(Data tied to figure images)
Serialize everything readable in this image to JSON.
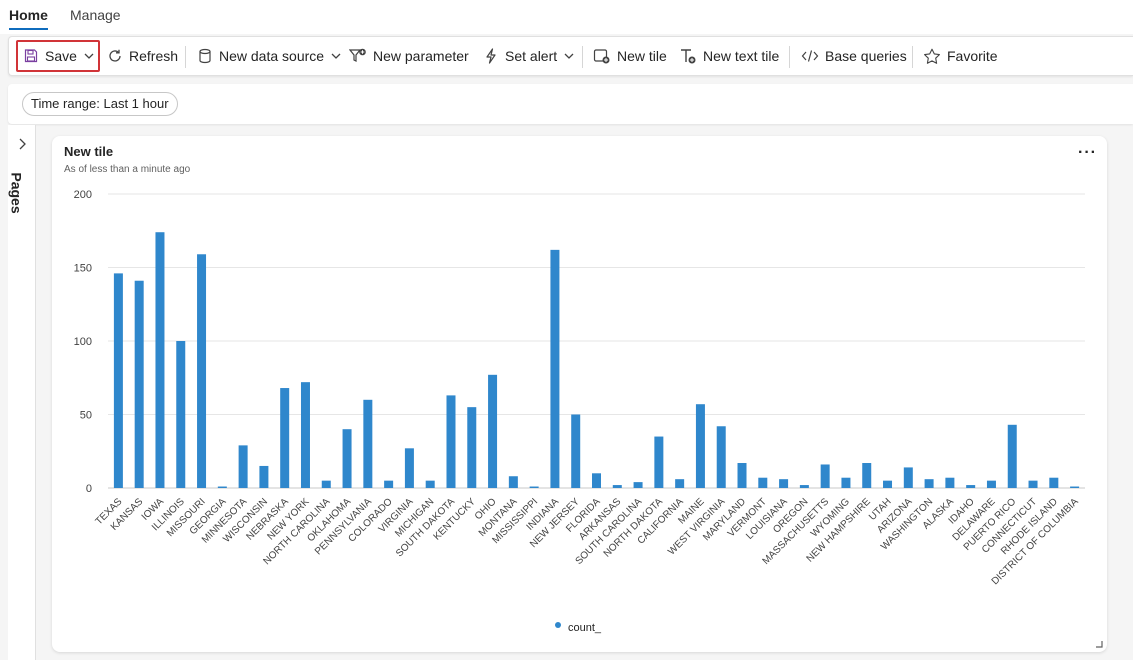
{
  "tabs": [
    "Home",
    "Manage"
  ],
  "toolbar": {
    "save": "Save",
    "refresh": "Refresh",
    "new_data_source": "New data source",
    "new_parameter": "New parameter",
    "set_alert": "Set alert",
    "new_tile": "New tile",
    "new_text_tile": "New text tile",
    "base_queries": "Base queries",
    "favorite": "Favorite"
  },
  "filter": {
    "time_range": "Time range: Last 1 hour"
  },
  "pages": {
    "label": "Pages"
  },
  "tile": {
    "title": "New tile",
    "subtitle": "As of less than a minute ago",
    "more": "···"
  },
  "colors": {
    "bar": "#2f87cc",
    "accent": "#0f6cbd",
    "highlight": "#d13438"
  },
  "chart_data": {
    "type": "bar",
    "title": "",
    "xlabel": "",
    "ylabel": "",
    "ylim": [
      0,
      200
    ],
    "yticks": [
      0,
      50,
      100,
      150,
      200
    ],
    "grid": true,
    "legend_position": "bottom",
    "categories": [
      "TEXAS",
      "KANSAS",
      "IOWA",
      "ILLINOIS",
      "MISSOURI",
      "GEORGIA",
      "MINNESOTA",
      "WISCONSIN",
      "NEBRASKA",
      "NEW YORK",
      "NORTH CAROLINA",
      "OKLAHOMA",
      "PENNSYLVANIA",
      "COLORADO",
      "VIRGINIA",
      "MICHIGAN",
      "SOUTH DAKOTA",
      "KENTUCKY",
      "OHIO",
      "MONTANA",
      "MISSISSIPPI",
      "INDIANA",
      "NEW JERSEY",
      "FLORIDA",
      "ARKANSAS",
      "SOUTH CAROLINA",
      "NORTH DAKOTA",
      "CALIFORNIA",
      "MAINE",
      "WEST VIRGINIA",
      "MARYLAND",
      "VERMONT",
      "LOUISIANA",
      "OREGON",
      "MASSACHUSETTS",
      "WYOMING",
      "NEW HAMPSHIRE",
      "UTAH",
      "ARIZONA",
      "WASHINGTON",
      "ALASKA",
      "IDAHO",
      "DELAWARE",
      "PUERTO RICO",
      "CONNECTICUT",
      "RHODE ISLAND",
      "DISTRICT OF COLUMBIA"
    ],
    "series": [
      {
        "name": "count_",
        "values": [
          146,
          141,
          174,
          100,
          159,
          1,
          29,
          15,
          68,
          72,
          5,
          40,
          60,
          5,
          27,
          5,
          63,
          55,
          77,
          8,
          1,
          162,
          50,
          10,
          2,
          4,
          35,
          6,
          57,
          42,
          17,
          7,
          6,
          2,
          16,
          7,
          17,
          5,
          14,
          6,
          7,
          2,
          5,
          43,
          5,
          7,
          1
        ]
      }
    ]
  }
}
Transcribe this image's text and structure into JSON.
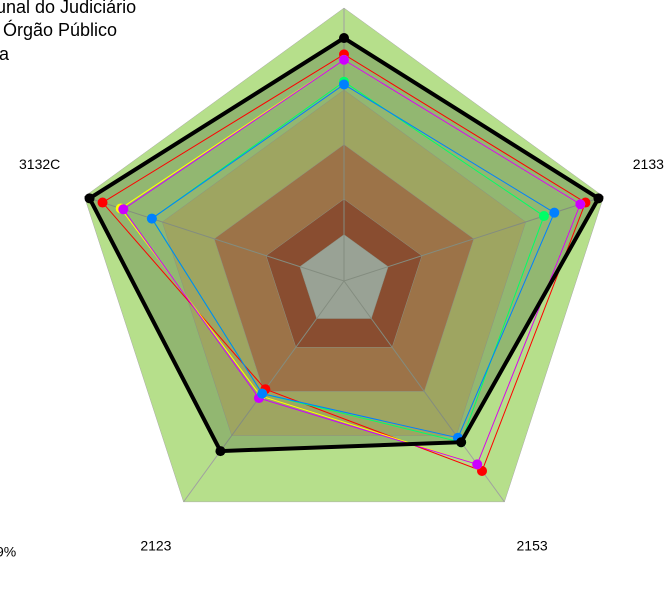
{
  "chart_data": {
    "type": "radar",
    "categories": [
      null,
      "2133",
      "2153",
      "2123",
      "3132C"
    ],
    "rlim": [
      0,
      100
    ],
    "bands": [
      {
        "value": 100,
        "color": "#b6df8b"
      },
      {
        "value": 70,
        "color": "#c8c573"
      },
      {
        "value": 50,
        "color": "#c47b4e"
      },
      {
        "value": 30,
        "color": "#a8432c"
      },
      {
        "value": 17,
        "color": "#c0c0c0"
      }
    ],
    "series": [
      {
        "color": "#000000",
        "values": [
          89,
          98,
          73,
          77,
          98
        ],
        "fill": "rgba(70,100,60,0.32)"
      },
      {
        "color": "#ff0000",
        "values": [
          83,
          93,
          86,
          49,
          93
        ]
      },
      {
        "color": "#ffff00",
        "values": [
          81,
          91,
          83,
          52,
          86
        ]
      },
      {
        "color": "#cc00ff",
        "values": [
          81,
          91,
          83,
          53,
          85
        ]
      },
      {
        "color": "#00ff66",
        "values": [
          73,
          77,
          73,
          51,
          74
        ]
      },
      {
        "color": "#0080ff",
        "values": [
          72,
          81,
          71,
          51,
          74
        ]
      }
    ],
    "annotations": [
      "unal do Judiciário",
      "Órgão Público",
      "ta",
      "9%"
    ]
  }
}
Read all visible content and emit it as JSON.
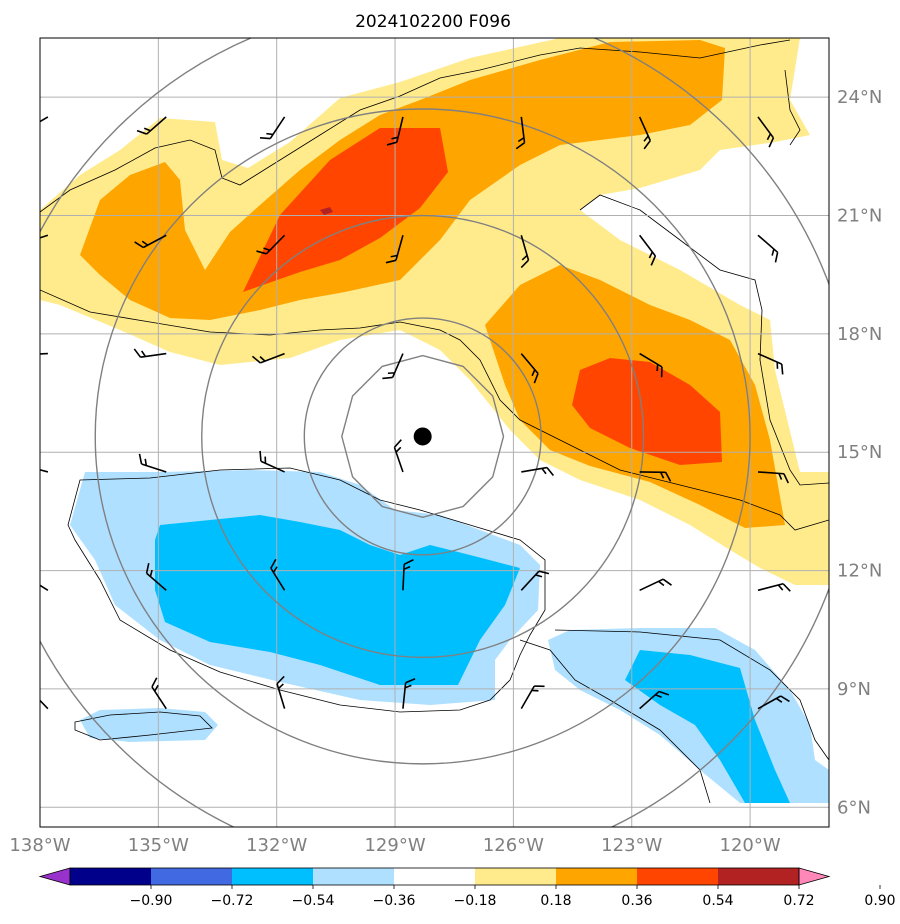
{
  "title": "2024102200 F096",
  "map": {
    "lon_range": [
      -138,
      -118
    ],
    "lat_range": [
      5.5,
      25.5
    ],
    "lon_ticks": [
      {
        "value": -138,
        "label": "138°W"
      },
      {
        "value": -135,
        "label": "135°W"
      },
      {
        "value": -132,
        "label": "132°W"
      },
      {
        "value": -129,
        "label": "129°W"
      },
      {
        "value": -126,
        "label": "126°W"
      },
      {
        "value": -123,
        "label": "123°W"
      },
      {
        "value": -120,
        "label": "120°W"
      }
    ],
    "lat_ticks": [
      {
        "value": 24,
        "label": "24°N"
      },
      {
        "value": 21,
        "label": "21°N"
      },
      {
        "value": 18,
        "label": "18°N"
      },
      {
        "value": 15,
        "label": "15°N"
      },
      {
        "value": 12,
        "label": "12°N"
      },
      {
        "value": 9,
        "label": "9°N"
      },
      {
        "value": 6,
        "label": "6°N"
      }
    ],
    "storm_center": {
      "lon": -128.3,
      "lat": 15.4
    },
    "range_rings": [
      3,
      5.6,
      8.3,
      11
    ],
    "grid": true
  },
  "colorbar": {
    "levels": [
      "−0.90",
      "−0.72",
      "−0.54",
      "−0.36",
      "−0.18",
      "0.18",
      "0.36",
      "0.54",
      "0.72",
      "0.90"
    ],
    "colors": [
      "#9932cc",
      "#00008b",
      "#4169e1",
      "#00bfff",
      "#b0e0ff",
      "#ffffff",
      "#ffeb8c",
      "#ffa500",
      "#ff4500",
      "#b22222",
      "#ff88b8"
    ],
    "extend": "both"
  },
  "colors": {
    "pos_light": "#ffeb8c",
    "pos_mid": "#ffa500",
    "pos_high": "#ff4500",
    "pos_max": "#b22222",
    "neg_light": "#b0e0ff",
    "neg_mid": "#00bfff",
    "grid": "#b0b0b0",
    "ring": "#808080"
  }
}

> DO THIS
All records above are to be printed exactly, minus the pictures they contain.

> WRITTEN SOLUTION
Serialize everything readable in this image to JSON.
{
  "tabs": [
    "Home",
    "Manage"
  ],
  "toolbar": {
    "save": "Save",
    "refresh": "Refresh",
    "new_data_source": "New data source",
    "new_parameter": "New parameter",
    "set_alert": "Set alert",
    "new_tile": "New tile",
    "new_text_tile": "New text tile",
    "base_queries": "Base queries",
    "favorite": "Favorite"
  },
  "filter": {
    "time_range": "Time range: Last 1 hour"
  },
  "pages": {
    "label": "Pages"
  },
  "tile": {
    "title": "New tile",
    "subtitle": "As of less than a minute ago",
    "more": "···"
  },
  "colors": {
    "bar": "#2f87cc",
    "accent": "#0f6cbd",
    "highlight": "#d13438"
  },
  "chart_data": {
    "type": "bar",
    "title": "",
    "xlabel": "",
    "ylabel": "",
    "ylim": [
      0,
      200
    ],
    "yticks": [
      0,
      50,
      100,
      150,
      200
    ],
    "grid": true,
    "legend_position": "bottom",
    "categories": [
      "TEXAS",
      "KANSAS",
      "IOWA",
      "ILLINOIS",
      "MISSOURI",
      "GEORGIA",
      "MINNESOTA",
      "WISCONSIN",
      "NEBRASKA",
      "NEW YORK",
      "NORTH CAROLINA",
      "OKLAHOMA",
      "PENNSYLVANIA",
      "COLORADO",
      "VIRGINIA",
      "MICHIGAN",
      "SOUTH DAKOTA",
      "KENTUCKY",
      "OHIO",
      "MONTANA",
      "MISSISSIPPI",
      "INDIANA",
      "NEW JERSEY",
      "FLORIDA",
      "ARKANSAS",
      "SOUTH CAROLINA",
      "NORTH DAKOTA",
      "CALIFORNIA",
      "MAINE",
      "WEST VIRGINIA",
      "MARYLAND",
      "VERMONT",
      "LOUISIANA",
      "OREGON",
      "MASSACHUSETTS",
      "WYOMING",
      "NEW HAMPSHIRE",
      "UTAH",
      "ARIZONA",
      "WASHINGTON",
      "ALASKA",
      "IDAHO",
      "DELAWARE",
      "PUERTO RICO",
      "CONNECTICUT",
      "RHODE ISLAND",
      "DISTRICT OF COLUMBIA"
    ],
    "series": [
      {
        "name": "count_",
        "values": [
          146,
          141,
          174,
          100,
          159,
          1,
          29,
          15,
          68,
          72,
          5,
          40,
          60,
          5,
          27,
          5,
          63,
          55,
          77,
          8,
          1,
          162,
          50,
          10,
          2,
          4,
          35,
          6,
          57,
          42,
          17,
          7,
          6,
          2,
          16,
          7,
          17,
          5,
          14,
          6,
          7,
          2,
          5,
          43,
          5,
          7,
          1
        ]
      }
    ]
  }
}
Transcribe this image's text and structure into JSON.
{
  "chart_data": {
    "type": "radar",
    "categories": [
      null,
      "2133",
      "2153",
      "2123",
      "3132C"
    ],
    "rlim": [
      0,
      100
    ],
    "bands": [
      {
        "value": 100,
        "color": "#b6df8b"
      },
      {
        "value": 70,
        "color": "#c8c573"
      },
      {
        "value": 50,
        "color": "#c47b4e"
      },
      {
        "value": 30,
        "color": "#a8432c"
      },
      {
        "value": 17,
        "color": "#c0c0c0"
      }
    ],
    "series": [
      {
        "color": "#000000",
        "values": [
          89,
          98,
          73,
          77,
          98
        ],
        "fill": "rgba(70,100,60,0.32)"
      },
      {
        "color": "#ff0000",
        "values": [
          83,
          93,
          86,
          49,
          93
        ]
      },
      {
        "color": "#ffff00",
        "values": [
          81,
          91,
          83,
          52,
          86
        ]
      },
      {
        "color": "#cc00ff",
        "values": [
          81,
          91,
          83,
          53,
          85
        ]
      },
      {
        "color": "#00ff66",
        "values": [
          73,
          77,
          73,
          51,
          74
        ]
      },
      {
        "color": "#0080ff",
        "values": [
          72,
          81,
          71,
          51,
          74
        ]
      }
    ],
    "annotations": [
      "unal do Judiciário",
      "Órgão Público",
      "ta",
      "9%"
    ]
  }
}
Read all visible content and emit it as JSON.
{
  "title": "2024102200 F096",
  "map": {
    "lon_range": [
      -138,
      -118
    ],
    "lat_range": [
      5.5,
      25.5
    ],
    "lon_ticks": [
      {
        "value": -138,
        "label": "138°W"
      },
      {
        "value": -135,
        "label": "135°W"
      },
      {
        "value": -132,
        "label": "132°W"
      },
      {
        "value": -129,
        "label": "129°W"
      },
      {
        "value": -126,
        "label": "126°W"
      },
      {
        "value": -123,
        "label": "123°W"
      },
      {
        "value": -120,
        "label": "120°W"
      }
    ],
    "lat_ticks": [
      {
        "value": 24,
        "label": "24°N"
      },
      {
        "value": 21,
        "label": "21°N"
      },
      {
        "value": 18,
        "label": "18°N"
      },
      {
        "value": 15,
        "label": "15°N"
      },
      {
        "value": 12,
        "label": "12°N"
      },
      {
        "value": 9,
        "label": "9°N"
      },
      {
        "value": 6,
        "label": "6°N"
      }
    ],
    "storm_center": {
      "lon": -128.3,
      "lat": 15.4
    },
    "range_rings": [
      3,
      5.6,
      8.3,
      11
    ],
    "grid": true
  },
  "colorbar": {
    "levels": [
      "−0.90",
      "−0.72",
      "−0.54",
      "−0.36",
      "−0.18",
      "0.18",
      "0.36",
      "0.54",
      "0.72",
      "0.90"
    ],
    "colors": [
      "#9932cc",
      "#00008b",
      "#4169e1",
      "#00bfff",
      "#b0e0ff",
      "#ffffff",
      "#ffeb8c",
      "#ffa500",
      "#ff4500",
      "#b22222",
      "#ff88b8"
    ],
    "extend": "both"
  },
  "colors": {
    "pos_light": "#ffeb8c",
    "pos_mid": "#ffa500",
    "pos_high": "#ff4500",
    "pos_max": "#b22222",
    "neg_light": "#b0e0ff",
    "neg_mid": "#00bfff",
    "grid": "#b0b0b0",
    "ring": "#808080"
  }
}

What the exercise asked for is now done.